*Problem to solve*
Without including any pictures, write out the listing below exactly.

*Information given*
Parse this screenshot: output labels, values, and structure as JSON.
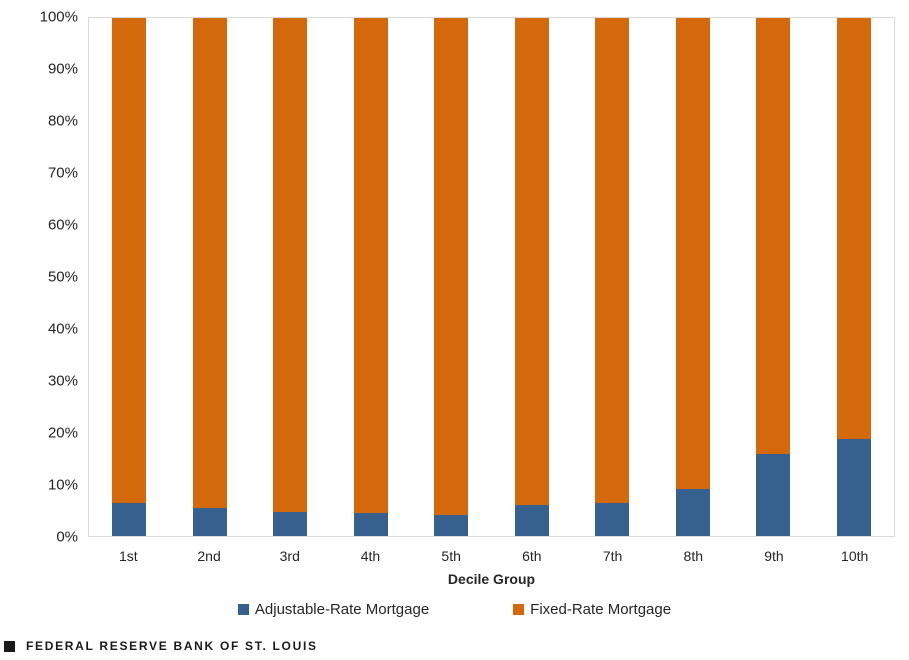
{
  "chart_data": {
    "type": "bar",
    "stacked": true,
    "title": "",
    "categories": [
      "1st",
      "2nd",
      "3rd",
      "4th",
      "5th",
      "6th",
      "7th",
      "8th",
      "9th",
      "10th"
    ],
    "series": [
      {
        "name": "Adjustable-Rate Mortgage",
        "color": "#36618E",
        "values": [
          6.4,
          5.5,
          4.6,
          4.4,
          4.0,
          6.0,
          6.3,
          9.0,
          15.8,
          18.8
        ]
      },
      {
        "name": "Fixed-Rate Mortgage",
        "color": "#D4690B",
        "values": [
          93.6,
          94.5,
          95.4,
          95.6,
          96.0,
          94.0,
          93.7,
          91.0,
          84.2,
          81.2
        ]
      }
    ],
    "xlabel": "Decile Group",
    "ylabel": "",
    "ylim": [
      0,
      100
    ],
    "ytick_labels": [
      "0%",
      "10%",
      "20%",
      "30%",
      "40%",
      "50%",
      "60%",
      "70%",
      "80%",
      "90%",
      "100%"
    ],
    "grid": false,
    "legend_position": "bottom"
  },
  "colors": {
    "adjustable": "#36618E",
    "fixed": "#D4690B",
    "plot_border": "#D9D9D9",
    "axis_text": "#262626",
    "footer_text": "#1A1A1A"
  },
  "footer": {
    "source_label": "FEDERAL RESERVE BANK OF ST. LOUIS"
  }
}
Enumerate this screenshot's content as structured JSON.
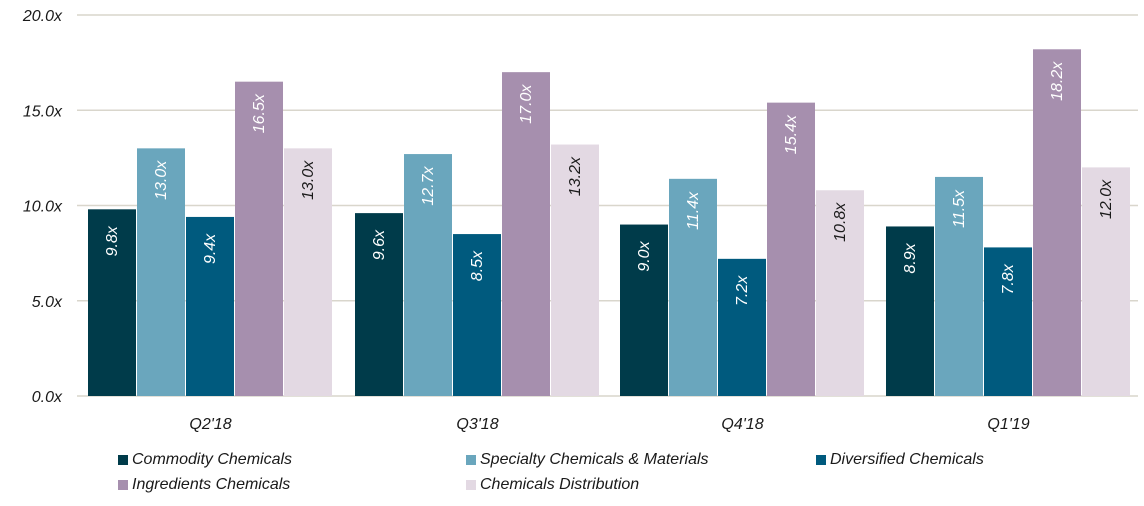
{
  "chart_data": {
    "type": "bar",
    "categories": [
      "Q2'18",
      "Q3'18",
      "Q4'18",
      "Q1'19"
    ],
    "series": [
      {
        "name": "Commodity Chemicals",
        "values": [
          9.8,
          9.6,
          9.0,
          8.9
        ],
        "labels": [
          "9.8x",
          "9.6x",
          "9.0x",
          "8.9x"
        ],
        "color": "#003b4a"
      },
      {
        "name": "Specialty Chemicals & Materials",
        "values": [
          13.0,
          12.7,
          11.4,
          11.5
        ],
        "labels": [
          "13.0x",
          "12.7x",
          "11.4x",
          "11.5x"
        ],
        "color": "#6aa6bd"
      },
      {
        "name": "Diversified Chemicals",
        "values": [
          9.4,
          8.5,
          7.2,
          7.8
        ],
        "labels": [
          "9.4x",
          "8.5x",
          "7.2x",
          "7.8x"
        ],
        "color": "#005a7e"
      },
      {
        "name": "Ingredients Chemicals",
        "values": [
          16.5,
          17.0,
          15.4,
          18.2
        ],
        "labels": [
          "16.5x",
          "17.0x",
          "15.4x",
          "18.2x"
        ],
        "color": "#a68fae"
      },
      {
        "name": "Chemicals Distribution",
        "values": [
          13.0,
          13.2,
          10.8,
          12.0
        ],
        "labels": [
          "13.0x",
          "13.2x",
          "10.8x",
          "12.0x"
        ],
        "color": "#e3d9e3"
      }
    ],
    "ylim": [
      0,
      20
    ],
    "yticks": [
      0,
      5,
      10,
      15,
      20
    ],
    "ytick_labels": [
      "0.0x",
      "5.0x",
      "10.0x",
      "15.0x",
      "20.0x"
    ],
    "grid": true,
    "legend_position": "bottom",
    "label_colors": {
      "dark": "#ffffff",
      "light": "#1a1a1a"
    },
    "gridline_color": "#d9d6cc"
  }
}
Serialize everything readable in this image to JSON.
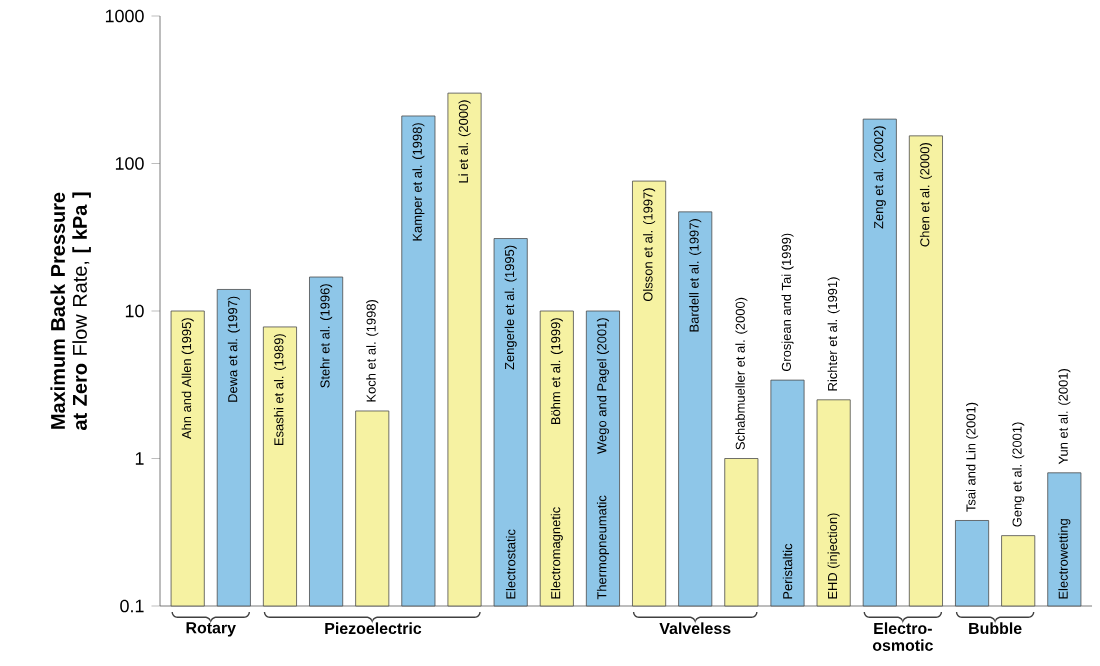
{
  "chart_data": {
    "type": "bar",
    "ylabel": "**Maximum Back Pressure at Zero** Flow Rate, **[ kPa ]**",
    "categories": [
      "Ahn and Allen (1995)",
      "Dewa et al. (1997)",
      "Esashi et al. (1989)",
      "Stehr et al. (1996)",
      "Koch et al. (1998)",
      "Kamper et al. (1998)",
      "Li et al. (2000)",
      "Zengerle et al. (1995)",
      "Böhm et al. (1999)",
      "Wego and Pagel (2001)",
      "Olsson et al. (1997)",
      "Bardell et al. (1997)",
      "Schabmueller et al. (2000)",
      "Grosjean and Tai (1999)",
      "Richter et al. (1991)",
      "Zeng et al. (2002)",
      "Chen et al. (2000)",
      "Tsai and Lin (2001)",
      "Geng et al. (2001)",
      "Yun et al. (2001)"
    ],
    "values": [
      10,
      14,
      7.8,
      17,
      2.1,
      210,
      300,
      31,
      10,
      10,
      76,
      47,
      1.0,
      3.4,
      2.5,
      200,
      154,
      0.38,
      0.3,
      0.8
    ],
    "colors": [
      "#f6f2a2",
      "#8ec6e8",
      "#f6f2a2",
      "#8ec6e8",
      "#f6f2a2",
      "#8ec6e8",
      "#f6f2a2",
      "#8ec6e8",
      "#f6f2a2",
      "#8ec6e8",
      "#f6f2a2",
      "#8ec6e8",
      "#f6f2a2",
      "#8ec6e8",
      "#f6f2a2",
      "#8ec6e8",
      "#f6f2a2",
      "#8ec6e8",
      "#f6f2a2",
      "#8ec6e8"
    ],
    "log": "y",
    "ylim": [
      0.1,
      1000
    ],
    "yticks": [
      0.1,
      1,
      10,
      100,
      1000
    ],
    "annotations": [
      "Rotary",
      "Piezoelectric",
      "Electrostatic",
      "Electromagnetic",
      "Thermopneumatic",
      "Valveless",
      "Peristaltic",
      "EHD (injection)",
      "Electro-osmotic",
      "Bubble",
      "Electrowetting"
    ]
  }
}
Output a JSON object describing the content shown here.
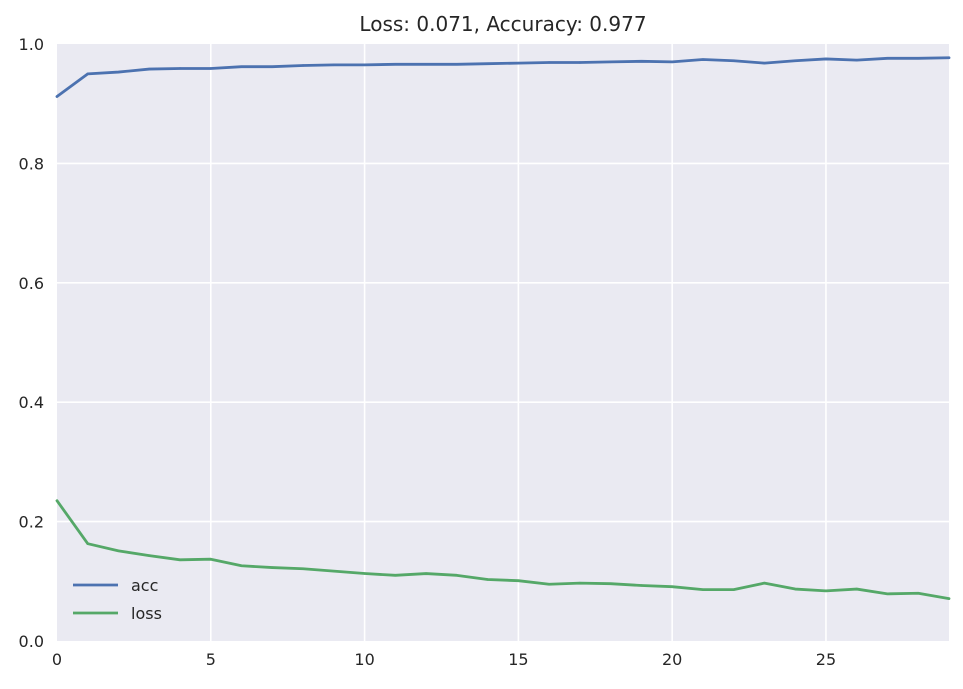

*Task output*
Parse this screenshot: output labels, values, and structure as JSON.
{
  "chart_data": {
    "type": "bar",
    "stacked": true,
    "title": "",
    "categories": [
      "1st",
      "2nd",
      "3rd",
      "4th",
      "5th",
      "6th",
      "7th",
      "8th",
      "9th",
      "10th"
    ],
    "series": [
      {
        "name": "Adjustable-Rate Mortgage",
        "color": "#36618E",
        "values": [
          6.4,
          5.5,
          4.6,
          4.4,
          4.0,
          6.0,
          6.3,
          9.0,
          15.8,
          18.8
        ]
      },
      {
        "name": "Fixed-Rate Mortgage",
        "color": "#D4690B",
        "values": [
          93.6,
          94.5,
          95.4,
          95.6,
          96.0,
          94.0,
          93.7,
          91.0,
          84.2,
          81.2
        ]
      }
    ],
    "xlabel": "Decile Group",
    "ylabel": "",
    "ylim": [
      0,
      100
    ],
    "ytick_labels": [
      "0%",
      "10%",
      "20%",
      "30%",
      "40%",
      "50%",
      "60%",
      "70%",
      "80%",
      "90%",
      "100%"
    ],
    "grid": false,
    "legend_position": "bottom"
  },
  "colors": {
    "adjustable": "#36618E",
    "fixed": "#D4690B",
    "plot_border": "#D9D9D9",
    "axis_text": "#262626",
    "footer_text": "#1A1A1A"
  },
  "footer": {
    "source_label": "FEDERAL RESERVE BANK OF ST. LOUIS"
  }
}
Enumerate this screenshot's content as structured JSON.
{
  "chart_data": {
    "type": "bar",
    "categories": [
      "Q2'18",
      "Q3'18",
      "Q4'18",
      "Q1'19"
    ],
    "series": [
      {
        "name": "Commodity Chemicals",
        "values": [
          9.8,
          9.6,
          9.0,
          8.9
        ],
        "labels": [
          "9.8x",
          "9.6x",
          "9.0x",
          "8.9x"
        ],
        "color": "#003b4a"
      },
      {
        "name": "Specialty Chemicals & Materials",
        "values": [
          13.0,
          12.7,
          11.4,
          11.5
        ],
        "labels": [
          "13.0x",
          "12.7x",
          "11.4x",
          "11.5x"
        ],
        "color": "#6aa6bd"
      },
      {
        "name": "Diversified Chemicals",
        "values": [
          9.4,
          8.5,
          7.2,
          7.8
        ],
        "labels": [
          "9.4x",
          "8.5x",
          "7.2x",
          "7.8x"
        ],
        "color": "#005a7e"
      },
      {
        "name": "Ingredients Chemicals",
        "values": [
          16.5,
          17.0,
          15.4,
          18.2
        ],
        "labels": [
          "16.5x",
          "17.0x",
          "15.4x",
          "18.2x"
        ],
        "color": "#a68fae"
      },
      {
        "name": "Chemicals Distribution",
        "values": [
          13.0,
          13.2,
          10.8,
          12.0
        ],
        "labels": [
          "13.0x",
          "13.2x",
          "10.8x",
          "12.0x"
        ],
        "color": "#e3d9e3"
      }
    ],
    "ylim": [
      0,
      20
    ],
    "yticks": [
      0,
      5,
      10,
      15,
      20
    ],
    "ytick_labels": [
      "0.0x",
      "5.0x",
      "10.0x",
      "15.0x",
      "20.0x"
    ],
    "grid": true,
    "legend_position": "bottom",
    "label_colors": {
      "dark": "#ffffff",
      "light": "#1a1a1a"
    },
    "gridline_color": "#d9d6cc"
  }
}
Serialize everything readable in this image to JSON.
{
  "chart_data": {
    "type": "bar",
    "ylabel": "**Maximum Back Pressure at Zero** Flow Rate, **[ kPa ]**",
    "categories": [
      "Ahn and Allen (1995)",
      "Dewa et al. (1997)",
      "Esashi et al. (1989)",
      "Stehr et al. (1996)",
      "Koch et al. (1998)",
      "Kamper et al. (1998)",
      "Li et al. (2000)",
      "Zengerle et al. (1995)",
      "Böhm et al. (1999)",
      "Wego and Pagel (2001)",
      "Olsson et al. (1997)",
      "Bardell et al. (1997)",
      "Schabmueller et al. (2000)",
      "Grosjean and Tai (1999)",
      "Richter et al. (1991)",
      "Zeng et al. (2002)",
      "Chen et al. (2000)",
      "Tsai and Lin (2001)",
      "Geng et al. (2001)",
      "Yun et al. (2001)"
    ],
    "values": [
      10,
      14,
      7.8,
      17,
      2.1,
      210,
      300,
      31,
      10,
      10,
      76,
      47,
      1.0,
      3.4,
      2.5,
      200,
      154,
      0.38,
      0.3,
      0.8
    ],
    "colors": [
      "#f6f2a2",
      "#8ec6e8",
      "#f6f2a2",
      "#8ec6e8",
      "#f6f2a2",
      "#8ec6e8",
      "#f6f2a2",
      "#8ec6e8",
      "#f6f2a2",
      "#8ec6e8",
      "#f6f2a2",
      "#8ec6e8",
      "#f6f2a2",
      "#8ec6e8",
      "#f6f2a2",
      "#8ec6e8",
      "#f6f2a2",
      "#8ec6e8",
      "#f6f2a2",
      "#8ec6e8"
    ],
    "log": "y",
    "ylim": [
      0.1,
      1000
    ],
    "yticks": [
      0.1,
      1,
      10,
      100,
      1000
    ],
    "annotations": [
      "Rotary",
      "Piezoelectric",
      "Electrostatic",
      "Electromagnetic",
      "Thermopneumatic",
      "Valveless",
      "Peristaltic",
      "EHD (injection)",
      "Electro-osmotic",
      "Bubble",
      "Electrowetting"
    ]
  }
}
Output a JSON object describing the content shown here.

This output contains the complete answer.